## Exercise aim
Scan the following material for the string "adjectives" and copy each line in which it appears.

[Data entries]
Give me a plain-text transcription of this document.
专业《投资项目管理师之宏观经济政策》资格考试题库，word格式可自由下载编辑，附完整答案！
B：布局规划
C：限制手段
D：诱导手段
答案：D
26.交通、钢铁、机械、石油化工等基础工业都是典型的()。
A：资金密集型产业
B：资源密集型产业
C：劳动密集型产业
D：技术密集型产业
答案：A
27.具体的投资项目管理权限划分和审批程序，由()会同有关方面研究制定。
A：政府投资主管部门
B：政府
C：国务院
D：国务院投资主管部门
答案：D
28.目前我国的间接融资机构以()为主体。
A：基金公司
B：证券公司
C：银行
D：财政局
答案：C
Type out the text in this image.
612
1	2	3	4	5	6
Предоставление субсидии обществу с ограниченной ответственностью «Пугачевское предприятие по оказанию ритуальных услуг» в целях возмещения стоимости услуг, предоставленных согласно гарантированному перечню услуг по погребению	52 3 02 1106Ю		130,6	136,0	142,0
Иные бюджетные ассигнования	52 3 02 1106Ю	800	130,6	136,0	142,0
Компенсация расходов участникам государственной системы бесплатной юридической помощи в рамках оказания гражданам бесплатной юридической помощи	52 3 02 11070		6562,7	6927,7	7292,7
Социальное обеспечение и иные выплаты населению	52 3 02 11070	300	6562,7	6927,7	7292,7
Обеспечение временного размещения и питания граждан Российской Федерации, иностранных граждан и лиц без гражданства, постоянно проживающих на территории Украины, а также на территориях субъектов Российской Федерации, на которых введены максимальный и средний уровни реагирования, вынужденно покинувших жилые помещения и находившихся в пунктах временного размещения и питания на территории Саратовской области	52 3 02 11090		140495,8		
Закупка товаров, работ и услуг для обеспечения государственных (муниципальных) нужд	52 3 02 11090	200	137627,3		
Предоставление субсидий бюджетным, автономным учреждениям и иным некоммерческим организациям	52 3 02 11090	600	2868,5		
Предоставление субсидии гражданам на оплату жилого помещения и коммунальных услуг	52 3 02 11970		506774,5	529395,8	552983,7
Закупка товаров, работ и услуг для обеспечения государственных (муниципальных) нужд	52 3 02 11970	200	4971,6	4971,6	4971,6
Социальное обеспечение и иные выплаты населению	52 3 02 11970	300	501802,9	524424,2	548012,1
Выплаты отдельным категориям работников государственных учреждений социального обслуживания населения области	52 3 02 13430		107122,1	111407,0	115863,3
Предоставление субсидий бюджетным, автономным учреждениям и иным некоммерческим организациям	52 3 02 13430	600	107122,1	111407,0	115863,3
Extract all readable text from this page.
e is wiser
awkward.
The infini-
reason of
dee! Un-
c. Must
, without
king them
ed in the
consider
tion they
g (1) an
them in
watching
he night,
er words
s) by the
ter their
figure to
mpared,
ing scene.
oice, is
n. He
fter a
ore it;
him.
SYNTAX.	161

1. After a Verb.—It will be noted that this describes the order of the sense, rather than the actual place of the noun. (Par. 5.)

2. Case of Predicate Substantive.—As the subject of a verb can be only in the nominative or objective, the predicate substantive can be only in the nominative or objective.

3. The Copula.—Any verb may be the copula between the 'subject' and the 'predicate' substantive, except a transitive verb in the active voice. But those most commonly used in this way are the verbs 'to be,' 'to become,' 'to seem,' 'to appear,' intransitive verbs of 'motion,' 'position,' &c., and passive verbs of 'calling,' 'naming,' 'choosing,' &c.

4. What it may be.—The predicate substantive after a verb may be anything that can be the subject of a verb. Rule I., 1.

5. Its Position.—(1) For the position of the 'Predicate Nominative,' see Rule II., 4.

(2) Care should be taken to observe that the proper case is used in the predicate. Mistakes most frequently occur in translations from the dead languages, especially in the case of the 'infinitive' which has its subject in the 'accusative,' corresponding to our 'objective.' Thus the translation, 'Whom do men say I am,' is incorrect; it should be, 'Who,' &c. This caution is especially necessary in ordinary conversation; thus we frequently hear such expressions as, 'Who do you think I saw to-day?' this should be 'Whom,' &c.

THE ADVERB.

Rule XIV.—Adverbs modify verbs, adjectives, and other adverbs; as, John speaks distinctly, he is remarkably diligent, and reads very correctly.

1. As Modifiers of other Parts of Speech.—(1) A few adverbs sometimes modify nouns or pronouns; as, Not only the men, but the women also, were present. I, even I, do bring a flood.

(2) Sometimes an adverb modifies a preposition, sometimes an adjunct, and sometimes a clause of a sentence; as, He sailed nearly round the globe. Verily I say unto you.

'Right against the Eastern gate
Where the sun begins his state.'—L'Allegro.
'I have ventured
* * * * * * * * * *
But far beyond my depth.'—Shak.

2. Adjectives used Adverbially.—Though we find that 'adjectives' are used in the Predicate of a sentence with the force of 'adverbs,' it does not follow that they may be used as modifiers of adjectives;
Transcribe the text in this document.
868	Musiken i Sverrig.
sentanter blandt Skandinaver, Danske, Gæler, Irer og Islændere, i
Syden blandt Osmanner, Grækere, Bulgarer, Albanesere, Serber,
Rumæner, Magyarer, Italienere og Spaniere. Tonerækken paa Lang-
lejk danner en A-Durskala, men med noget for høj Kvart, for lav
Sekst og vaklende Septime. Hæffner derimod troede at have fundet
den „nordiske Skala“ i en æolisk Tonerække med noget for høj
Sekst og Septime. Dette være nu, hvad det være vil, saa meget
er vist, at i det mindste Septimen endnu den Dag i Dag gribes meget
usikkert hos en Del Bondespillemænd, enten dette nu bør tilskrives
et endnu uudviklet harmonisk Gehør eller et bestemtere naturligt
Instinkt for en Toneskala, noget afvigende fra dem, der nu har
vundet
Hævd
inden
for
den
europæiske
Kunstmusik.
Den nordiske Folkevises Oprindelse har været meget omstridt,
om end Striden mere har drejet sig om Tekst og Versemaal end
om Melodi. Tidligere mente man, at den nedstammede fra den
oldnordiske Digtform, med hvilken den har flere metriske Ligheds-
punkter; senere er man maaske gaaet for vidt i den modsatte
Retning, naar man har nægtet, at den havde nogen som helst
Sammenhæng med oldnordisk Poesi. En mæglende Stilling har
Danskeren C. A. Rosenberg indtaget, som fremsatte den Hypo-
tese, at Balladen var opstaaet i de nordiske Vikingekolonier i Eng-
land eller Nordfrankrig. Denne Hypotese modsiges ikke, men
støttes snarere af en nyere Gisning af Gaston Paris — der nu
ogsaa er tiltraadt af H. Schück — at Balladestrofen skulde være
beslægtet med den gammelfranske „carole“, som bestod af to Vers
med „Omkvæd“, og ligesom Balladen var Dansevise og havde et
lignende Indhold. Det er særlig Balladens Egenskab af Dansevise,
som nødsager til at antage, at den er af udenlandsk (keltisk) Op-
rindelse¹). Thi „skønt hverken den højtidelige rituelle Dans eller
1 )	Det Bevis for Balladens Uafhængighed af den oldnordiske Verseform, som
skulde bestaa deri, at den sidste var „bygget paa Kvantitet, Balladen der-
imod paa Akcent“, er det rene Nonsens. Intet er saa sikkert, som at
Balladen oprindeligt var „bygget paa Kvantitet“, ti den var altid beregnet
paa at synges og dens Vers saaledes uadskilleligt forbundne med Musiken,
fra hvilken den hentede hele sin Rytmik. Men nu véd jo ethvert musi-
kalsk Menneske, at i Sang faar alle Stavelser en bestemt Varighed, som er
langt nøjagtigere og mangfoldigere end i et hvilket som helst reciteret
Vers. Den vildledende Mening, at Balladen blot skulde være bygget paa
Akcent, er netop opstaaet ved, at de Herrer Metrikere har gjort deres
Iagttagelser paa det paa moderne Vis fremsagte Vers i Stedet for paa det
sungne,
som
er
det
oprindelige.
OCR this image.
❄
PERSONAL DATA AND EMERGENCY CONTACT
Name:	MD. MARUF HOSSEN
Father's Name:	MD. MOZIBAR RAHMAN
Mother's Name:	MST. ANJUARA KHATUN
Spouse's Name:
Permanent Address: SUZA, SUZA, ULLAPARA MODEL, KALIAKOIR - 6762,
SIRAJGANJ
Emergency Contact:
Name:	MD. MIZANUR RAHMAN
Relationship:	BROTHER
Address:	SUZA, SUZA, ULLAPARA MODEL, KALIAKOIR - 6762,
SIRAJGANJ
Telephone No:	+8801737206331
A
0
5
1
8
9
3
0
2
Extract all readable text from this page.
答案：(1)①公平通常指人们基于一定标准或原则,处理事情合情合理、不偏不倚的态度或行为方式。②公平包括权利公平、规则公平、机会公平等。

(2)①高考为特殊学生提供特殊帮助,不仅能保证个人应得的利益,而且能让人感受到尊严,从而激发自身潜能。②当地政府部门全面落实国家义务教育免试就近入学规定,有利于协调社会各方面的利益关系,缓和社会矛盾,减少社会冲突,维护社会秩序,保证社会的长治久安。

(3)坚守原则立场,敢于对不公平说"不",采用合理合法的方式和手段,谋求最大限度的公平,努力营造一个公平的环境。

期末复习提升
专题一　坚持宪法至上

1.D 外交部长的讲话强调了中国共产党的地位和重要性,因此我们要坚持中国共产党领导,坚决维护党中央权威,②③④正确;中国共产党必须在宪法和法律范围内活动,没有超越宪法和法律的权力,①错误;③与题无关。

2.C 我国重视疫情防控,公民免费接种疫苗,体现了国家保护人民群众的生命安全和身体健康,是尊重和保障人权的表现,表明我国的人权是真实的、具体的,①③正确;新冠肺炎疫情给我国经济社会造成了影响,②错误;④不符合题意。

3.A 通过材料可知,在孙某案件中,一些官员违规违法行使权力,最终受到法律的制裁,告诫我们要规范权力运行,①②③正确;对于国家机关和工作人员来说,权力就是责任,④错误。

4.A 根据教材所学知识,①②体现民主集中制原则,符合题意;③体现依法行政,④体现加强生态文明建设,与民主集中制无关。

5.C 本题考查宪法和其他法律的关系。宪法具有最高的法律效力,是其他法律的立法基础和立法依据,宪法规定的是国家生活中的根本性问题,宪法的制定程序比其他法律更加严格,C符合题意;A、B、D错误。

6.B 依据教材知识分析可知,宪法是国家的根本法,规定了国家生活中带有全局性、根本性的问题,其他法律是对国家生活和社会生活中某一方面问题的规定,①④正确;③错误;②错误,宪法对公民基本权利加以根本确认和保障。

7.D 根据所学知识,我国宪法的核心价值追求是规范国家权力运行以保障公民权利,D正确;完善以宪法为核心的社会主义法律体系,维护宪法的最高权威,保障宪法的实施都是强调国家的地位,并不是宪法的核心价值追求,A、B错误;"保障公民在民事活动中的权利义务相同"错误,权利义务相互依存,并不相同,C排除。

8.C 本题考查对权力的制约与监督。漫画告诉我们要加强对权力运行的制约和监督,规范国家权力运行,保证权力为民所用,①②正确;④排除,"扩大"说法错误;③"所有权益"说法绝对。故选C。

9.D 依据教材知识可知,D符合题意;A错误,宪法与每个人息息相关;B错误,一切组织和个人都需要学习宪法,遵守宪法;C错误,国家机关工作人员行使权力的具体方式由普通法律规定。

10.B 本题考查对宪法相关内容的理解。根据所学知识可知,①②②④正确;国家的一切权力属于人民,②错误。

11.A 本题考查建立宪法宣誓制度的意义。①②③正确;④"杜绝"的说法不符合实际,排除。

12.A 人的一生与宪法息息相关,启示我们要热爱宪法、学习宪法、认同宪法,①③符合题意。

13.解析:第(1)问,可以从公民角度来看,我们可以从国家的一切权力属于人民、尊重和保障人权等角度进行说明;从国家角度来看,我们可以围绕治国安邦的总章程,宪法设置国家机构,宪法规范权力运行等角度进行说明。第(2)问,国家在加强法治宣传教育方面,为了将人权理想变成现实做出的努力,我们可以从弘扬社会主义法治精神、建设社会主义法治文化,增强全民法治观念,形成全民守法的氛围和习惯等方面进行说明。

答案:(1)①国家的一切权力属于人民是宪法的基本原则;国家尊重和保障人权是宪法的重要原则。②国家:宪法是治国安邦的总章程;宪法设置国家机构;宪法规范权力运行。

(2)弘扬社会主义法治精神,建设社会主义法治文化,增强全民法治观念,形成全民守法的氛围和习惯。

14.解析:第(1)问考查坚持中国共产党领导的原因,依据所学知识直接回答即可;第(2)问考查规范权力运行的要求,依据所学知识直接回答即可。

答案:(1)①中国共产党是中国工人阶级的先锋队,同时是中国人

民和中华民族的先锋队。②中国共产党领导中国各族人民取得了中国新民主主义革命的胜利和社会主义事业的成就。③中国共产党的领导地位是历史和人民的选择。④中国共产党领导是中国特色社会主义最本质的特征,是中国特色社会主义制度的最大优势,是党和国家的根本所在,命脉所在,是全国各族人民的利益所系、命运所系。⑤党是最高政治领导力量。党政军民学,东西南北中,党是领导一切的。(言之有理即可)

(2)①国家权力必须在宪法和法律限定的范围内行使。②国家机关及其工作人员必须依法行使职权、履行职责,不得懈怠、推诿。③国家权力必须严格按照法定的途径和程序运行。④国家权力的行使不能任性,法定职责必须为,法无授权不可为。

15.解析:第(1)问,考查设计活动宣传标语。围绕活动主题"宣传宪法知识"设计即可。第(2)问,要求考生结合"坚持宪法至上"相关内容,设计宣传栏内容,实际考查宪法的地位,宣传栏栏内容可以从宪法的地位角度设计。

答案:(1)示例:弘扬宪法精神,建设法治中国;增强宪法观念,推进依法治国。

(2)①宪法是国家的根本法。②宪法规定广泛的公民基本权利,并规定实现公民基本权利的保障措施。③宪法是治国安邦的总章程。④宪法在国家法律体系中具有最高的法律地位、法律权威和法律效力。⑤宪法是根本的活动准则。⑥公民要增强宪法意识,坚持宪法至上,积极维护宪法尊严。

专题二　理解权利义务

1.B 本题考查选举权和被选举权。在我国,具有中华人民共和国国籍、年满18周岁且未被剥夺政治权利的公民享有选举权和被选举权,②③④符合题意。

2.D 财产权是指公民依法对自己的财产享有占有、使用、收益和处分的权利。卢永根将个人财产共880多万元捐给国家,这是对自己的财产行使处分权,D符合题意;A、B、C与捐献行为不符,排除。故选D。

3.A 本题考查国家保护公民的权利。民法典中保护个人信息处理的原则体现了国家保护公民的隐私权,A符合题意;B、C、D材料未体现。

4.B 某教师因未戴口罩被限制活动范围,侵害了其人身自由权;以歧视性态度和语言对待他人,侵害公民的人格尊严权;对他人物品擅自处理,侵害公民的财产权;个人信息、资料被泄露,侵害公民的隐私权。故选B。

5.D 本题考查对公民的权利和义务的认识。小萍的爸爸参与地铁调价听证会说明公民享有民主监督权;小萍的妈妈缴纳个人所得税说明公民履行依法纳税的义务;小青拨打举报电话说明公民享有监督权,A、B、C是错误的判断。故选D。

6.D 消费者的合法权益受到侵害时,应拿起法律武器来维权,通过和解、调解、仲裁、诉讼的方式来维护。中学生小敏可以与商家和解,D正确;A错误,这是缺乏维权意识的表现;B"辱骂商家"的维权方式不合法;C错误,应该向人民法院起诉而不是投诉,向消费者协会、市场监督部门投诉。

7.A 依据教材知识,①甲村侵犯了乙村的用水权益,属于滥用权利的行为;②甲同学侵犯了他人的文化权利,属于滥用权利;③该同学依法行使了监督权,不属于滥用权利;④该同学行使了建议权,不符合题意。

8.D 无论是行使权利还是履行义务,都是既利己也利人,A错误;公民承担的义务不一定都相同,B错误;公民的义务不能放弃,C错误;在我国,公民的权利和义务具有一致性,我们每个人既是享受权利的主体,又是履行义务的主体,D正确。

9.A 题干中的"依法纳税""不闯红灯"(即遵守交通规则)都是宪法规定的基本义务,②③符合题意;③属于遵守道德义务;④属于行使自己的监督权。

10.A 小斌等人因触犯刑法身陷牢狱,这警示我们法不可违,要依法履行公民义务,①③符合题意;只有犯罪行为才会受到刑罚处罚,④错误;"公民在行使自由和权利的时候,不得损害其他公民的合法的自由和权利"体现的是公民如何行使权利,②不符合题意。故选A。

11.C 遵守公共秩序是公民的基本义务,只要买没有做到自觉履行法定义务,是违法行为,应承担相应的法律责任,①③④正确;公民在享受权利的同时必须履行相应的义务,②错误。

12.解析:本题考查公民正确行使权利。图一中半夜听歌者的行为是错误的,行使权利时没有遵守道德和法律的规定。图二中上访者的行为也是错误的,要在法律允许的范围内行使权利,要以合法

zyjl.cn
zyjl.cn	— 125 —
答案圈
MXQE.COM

## Full solution
Rule XIV.—Adverbs modify verbs, adjectives, and other adverbs; as, John speaks distinctly, he is remarkably diligent, and reads very correctly.
2. Adjectives used Adverbially.—Though we find that 'adjectives' are used in the Predicate of a sentence with the force of 'adverbs,' it does not follow that they may be used as modifiers of adjectives;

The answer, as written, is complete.